Lines of data
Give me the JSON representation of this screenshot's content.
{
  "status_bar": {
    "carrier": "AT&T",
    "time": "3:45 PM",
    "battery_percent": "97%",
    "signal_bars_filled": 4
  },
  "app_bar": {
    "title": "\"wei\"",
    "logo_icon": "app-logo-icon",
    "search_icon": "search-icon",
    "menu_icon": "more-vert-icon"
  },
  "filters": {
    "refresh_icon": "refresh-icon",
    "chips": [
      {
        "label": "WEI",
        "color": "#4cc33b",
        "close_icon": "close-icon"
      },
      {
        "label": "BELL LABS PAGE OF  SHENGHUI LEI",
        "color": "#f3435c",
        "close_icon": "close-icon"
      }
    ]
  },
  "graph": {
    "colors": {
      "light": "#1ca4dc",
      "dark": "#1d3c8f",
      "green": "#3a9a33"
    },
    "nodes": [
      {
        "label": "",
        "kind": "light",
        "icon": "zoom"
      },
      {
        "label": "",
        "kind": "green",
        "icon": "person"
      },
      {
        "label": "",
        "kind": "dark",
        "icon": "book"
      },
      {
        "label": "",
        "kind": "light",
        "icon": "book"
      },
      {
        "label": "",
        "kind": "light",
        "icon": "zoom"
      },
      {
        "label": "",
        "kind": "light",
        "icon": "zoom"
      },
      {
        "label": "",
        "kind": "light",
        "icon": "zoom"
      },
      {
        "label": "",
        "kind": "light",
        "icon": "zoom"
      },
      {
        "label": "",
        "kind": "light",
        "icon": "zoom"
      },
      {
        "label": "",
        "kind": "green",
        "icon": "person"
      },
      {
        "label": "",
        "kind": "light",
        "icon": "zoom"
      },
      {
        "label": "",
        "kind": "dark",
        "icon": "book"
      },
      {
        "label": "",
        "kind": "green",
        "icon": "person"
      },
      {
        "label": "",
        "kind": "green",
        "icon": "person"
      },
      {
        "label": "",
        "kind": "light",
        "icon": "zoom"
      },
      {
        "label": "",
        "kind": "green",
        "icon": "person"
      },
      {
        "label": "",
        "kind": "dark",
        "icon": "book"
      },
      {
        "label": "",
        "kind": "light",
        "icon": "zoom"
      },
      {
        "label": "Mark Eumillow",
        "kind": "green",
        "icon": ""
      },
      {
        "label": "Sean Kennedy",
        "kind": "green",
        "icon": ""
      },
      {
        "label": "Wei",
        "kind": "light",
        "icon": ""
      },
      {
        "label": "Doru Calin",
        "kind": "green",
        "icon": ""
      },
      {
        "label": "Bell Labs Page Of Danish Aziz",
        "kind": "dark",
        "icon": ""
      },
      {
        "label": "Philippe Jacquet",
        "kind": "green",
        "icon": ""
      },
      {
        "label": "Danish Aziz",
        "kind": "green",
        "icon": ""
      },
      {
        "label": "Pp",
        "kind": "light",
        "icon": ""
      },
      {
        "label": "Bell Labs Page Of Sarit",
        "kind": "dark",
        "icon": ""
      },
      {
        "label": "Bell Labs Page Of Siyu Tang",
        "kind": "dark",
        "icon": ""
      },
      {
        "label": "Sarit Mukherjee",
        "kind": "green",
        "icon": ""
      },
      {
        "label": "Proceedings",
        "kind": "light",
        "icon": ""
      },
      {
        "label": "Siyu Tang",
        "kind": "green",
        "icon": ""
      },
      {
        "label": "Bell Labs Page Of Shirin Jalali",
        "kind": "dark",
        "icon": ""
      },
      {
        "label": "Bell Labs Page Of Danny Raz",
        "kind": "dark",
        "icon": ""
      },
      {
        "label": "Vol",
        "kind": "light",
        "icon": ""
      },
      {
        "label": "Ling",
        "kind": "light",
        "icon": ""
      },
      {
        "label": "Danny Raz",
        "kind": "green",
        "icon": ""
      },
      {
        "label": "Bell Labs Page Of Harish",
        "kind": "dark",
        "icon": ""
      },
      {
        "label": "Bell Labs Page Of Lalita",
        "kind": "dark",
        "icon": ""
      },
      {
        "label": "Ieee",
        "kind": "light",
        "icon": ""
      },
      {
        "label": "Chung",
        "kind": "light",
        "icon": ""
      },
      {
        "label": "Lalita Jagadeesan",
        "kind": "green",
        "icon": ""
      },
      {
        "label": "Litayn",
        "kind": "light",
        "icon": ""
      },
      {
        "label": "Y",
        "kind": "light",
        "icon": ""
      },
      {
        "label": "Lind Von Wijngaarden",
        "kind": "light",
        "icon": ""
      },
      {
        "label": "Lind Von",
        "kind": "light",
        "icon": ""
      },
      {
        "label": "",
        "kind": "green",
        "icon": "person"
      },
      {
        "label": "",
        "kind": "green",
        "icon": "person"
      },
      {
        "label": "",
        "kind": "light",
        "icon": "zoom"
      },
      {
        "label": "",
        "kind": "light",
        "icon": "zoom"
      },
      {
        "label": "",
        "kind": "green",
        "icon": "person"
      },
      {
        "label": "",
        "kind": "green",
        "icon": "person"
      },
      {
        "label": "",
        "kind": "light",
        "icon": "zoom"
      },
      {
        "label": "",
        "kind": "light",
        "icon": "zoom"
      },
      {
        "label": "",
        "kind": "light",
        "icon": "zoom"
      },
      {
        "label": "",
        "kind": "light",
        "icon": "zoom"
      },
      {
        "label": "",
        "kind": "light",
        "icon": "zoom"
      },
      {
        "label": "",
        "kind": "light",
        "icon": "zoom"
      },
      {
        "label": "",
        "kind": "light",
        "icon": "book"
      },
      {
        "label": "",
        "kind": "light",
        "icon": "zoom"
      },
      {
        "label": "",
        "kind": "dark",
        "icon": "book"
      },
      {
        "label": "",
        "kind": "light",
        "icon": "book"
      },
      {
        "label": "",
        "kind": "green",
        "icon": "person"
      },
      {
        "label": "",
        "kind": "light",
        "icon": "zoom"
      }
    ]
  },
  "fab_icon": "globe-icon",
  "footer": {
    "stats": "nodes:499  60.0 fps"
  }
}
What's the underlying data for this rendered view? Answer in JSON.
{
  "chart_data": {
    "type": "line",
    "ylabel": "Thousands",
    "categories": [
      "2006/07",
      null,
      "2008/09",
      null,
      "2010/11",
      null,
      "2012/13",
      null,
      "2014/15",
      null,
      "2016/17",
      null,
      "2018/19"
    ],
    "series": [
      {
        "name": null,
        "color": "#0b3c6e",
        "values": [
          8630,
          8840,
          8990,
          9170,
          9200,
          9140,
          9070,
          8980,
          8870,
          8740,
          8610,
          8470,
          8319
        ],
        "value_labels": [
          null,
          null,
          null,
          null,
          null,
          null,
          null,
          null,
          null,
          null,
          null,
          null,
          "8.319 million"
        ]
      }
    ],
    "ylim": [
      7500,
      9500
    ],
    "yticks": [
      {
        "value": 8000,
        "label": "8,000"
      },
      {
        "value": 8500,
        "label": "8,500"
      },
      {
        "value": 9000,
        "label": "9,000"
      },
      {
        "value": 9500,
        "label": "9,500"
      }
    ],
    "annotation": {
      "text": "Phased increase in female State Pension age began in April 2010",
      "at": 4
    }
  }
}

▶ [TASK BRIEF]
Which lines include "Danny"? Copy each of them out.

▶ [RESPONSE]
        "label": "Bell Labs Page Of Danny Raz",
        "label": "Danny Raz",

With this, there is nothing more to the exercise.